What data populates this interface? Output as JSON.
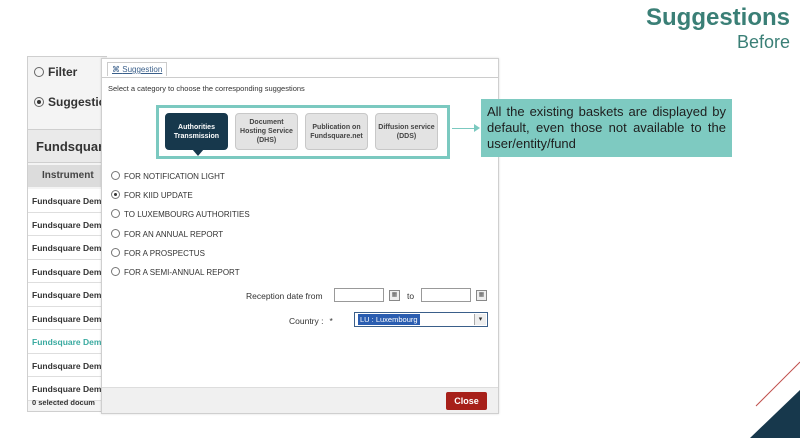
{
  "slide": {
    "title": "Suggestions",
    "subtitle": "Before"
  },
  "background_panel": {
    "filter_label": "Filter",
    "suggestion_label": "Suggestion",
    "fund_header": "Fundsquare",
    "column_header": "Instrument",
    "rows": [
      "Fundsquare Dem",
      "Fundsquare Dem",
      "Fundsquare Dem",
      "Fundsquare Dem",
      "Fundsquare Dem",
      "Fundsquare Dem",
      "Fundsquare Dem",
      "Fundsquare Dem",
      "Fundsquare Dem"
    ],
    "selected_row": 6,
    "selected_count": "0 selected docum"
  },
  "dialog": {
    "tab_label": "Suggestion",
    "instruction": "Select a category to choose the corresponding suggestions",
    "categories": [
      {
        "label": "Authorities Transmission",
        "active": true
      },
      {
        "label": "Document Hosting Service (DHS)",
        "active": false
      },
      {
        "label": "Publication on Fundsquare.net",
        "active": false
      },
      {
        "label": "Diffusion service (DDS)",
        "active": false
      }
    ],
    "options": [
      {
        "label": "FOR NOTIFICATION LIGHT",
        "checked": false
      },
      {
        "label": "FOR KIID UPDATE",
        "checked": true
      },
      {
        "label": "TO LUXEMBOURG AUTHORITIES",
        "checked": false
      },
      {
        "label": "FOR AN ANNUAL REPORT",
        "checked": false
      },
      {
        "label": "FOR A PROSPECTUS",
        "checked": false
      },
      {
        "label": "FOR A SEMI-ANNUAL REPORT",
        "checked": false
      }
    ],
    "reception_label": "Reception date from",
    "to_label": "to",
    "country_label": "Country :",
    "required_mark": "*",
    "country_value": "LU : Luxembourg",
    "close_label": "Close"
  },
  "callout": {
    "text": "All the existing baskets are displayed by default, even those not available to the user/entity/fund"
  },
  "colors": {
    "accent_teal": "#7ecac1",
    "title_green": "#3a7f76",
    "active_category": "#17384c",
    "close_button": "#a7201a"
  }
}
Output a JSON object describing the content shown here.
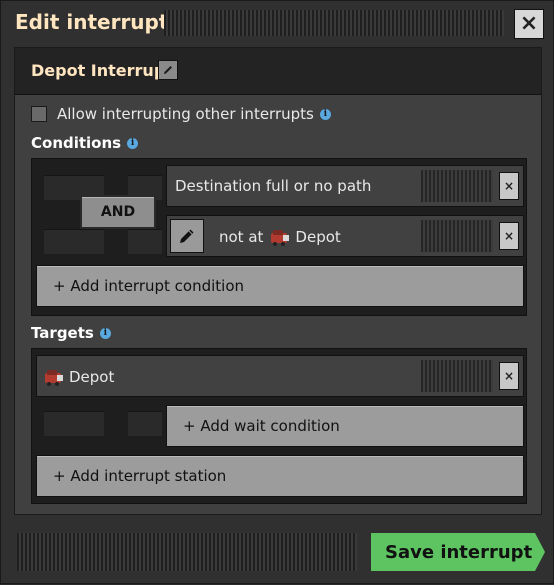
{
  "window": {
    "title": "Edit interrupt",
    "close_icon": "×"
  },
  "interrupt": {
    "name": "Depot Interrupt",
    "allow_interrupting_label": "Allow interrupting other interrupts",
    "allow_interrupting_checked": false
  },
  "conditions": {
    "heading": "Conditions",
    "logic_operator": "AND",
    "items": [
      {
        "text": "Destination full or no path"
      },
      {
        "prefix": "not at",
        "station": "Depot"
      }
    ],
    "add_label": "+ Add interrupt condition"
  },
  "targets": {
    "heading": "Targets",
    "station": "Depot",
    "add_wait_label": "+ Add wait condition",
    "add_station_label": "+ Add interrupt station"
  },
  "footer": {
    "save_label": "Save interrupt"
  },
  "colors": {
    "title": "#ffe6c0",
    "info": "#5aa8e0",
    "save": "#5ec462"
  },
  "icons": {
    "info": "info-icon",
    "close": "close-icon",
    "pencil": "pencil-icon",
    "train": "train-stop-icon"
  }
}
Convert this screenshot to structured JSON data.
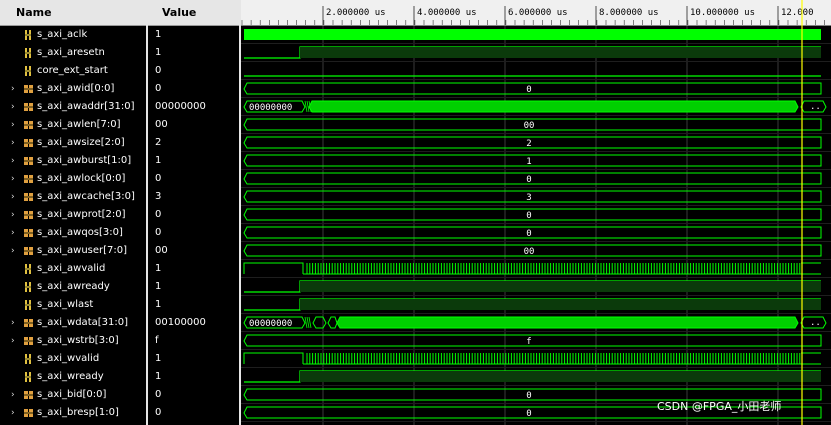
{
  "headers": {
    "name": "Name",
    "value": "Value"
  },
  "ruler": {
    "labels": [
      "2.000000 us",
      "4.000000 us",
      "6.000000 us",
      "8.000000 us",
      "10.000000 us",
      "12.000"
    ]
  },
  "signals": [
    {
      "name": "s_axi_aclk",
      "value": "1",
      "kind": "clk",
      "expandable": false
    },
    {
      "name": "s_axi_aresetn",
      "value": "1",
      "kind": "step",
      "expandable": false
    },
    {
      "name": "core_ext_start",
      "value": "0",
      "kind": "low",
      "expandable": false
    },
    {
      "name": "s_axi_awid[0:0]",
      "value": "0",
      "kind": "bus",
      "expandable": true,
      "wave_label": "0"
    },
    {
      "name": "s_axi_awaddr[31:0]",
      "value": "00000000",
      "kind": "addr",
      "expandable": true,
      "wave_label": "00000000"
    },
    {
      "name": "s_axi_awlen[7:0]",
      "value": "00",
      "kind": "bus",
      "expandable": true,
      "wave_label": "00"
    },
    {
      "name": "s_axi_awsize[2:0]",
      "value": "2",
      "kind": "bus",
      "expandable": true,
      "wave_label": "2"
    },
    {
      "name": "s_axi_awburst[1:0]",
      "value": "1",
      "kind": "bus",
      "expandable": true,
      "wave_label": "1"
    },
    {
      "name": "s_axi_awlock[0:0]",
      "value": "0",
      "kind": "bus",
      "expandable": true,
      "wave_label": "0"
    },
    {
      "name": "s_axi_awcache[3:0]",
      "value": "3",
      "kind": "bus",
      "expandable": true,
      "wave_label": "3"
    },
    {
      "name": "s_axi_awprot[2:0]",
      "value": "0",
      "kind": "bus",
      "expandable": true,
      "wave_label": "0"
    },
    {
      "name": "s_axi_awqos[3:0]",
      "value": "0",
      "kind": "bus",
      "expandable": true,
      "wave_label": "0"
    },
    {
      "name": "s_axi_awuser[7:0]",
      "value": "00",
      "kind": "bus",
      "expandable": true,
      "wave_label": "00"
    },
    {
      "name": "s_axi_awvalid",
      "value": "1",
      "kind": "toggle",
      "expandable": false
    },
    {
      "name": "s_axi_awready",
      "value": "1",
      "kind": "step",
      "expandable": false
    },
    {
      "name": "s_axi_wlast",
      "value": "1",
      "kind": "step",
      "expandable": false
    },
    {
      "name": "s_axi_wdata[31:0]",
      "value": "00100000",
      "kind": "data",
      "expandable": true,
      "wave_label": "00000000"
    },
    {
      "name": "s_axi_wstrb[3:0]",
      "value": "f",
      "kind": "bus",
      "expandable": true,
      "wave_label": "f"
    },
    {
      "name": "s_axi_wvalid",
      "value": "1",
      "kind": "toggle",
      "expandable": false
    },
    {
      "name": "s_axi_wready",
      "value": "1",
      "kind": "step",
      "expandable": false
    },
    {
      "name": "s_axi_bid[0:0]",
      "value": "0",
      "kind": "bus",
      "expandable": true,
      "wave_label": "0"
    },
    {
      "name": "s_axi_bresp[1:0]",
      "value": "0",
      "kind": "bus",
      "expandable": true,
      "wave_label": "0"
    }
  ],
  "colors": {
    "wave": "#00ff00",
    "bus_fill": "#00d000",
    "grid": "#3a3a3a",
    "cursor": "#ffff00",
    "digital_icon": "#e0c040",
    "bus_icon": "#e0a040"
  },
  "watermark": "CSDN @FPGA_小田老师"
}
★ ★ ★ ★
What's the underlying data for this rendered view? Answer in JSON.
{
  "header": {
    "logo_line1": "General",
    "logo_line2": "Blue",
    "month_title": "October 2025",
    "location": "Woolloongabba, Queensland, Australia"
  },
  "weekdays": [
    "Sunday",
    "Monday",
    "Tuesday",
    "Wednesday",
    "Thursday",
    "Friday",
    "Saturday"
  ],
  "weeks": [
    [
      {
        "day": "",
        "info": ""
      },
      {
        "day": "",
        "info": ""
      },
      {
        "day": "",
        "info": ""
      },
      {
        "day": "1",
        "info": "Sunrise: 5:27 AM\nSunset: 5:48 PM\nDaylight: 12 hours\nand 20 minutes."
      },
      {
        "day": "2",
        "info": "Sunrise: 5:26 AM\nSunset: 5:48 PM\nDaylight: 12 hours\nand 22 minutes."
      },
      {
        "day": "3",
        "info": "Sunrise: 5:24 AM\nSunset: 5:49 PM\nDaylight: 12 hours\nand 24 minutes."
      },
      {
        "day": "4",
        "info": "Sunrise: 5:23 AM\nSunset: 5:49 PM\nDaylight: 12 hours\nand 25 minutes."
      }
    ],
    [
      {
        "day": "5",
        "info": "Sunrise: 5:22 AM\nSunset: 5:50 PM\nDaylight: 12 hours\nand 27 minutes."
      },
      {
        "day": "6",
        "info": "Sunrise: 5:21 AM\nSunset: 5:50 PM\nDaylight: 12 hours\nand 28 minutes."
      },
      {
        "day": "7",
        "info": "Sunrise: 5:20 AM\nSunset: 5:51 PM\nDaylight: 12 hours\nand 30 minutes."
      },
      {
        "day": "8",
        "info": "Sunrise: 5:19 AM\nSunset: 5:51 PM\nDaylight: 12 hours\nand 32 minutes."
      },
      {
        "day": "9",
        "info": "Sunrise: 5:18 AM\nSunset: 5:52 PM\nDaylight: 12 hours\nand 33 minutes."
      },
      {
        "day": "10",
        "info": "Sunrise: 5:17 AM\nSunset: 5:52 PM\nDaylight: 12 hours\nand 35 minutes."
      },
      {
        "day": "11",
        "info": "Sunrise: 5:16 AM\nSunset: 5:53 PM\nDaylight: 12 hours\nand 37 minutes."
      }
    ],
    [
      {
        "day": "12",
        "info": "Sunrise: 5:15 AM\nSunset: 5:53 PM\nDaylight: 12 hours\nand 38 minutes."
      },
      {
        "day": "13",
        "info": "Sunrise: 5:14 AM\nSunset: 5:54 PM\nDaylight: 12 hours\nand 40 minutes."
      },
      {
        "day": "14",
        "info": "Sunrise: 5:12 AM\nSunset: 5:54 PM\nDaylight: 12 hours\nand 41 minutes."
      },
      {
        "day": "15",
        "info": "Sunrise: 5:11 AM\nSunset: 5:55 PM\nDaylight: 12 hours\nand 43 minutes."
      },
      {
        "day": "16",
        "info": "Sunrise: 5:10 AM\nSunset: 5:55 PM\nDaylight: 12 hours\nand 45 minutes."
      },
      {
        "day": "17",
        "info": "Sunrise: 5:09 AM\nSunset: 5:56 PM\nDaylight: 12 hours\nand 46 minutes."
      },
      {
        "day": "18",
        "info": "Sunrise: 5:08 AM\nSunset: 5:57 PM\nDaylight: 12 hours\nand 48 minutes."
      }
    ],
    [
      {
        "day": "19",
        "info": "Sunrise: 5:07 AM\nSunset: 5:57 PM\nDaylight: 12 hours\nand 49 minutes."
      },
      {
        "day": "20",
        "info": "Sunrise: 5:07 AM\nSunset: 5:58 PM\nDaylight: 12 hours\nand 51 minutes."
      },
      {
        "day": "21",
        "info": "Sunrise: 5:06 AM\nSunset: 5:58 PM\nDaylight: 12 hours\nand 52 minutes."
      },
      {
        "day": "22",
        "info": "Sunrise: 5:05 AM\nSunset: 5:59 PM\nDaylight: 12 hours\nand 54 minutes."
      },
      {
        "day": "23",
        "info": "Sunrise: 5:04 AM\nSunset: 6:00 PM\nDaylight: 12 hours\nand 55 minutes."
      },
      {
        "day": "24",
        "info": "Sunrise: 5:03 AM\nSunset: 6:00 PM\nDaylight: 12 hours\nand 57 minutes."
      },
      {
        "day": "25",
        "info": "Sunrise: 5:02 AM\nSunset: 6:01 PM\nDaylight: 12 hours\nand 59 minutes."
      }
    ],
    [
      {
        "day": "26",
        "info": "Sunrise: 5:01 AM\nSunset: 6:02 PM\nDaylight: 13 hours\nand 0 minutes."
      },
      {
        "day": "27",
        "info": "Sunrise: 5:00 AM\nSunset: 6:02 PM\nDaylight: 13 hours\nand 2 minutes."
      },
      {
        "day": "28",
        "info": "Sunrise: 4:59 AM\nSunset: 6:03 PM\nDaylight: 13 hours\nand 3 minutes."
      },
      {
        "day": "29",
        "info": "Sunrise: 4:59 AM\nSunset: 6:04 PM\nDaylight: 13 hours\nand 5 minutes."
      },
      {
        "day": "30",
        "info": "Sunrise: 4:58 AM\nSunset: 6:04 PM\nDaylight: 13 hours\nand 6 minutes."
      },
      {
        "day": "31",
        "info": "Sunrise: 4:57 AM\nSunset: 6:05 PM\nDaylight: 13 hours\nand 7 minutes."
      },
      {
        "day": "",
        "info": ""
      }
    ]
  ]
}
★ ★ ★ ★
■ STATED PROBLEM ■
Find every line in the records that contains the word "Depot"; copy those lines.

■ COMPLETED TASK ■
    "name": "Depot Interrupt",
        "station": "Depot"
    "station": "Depot",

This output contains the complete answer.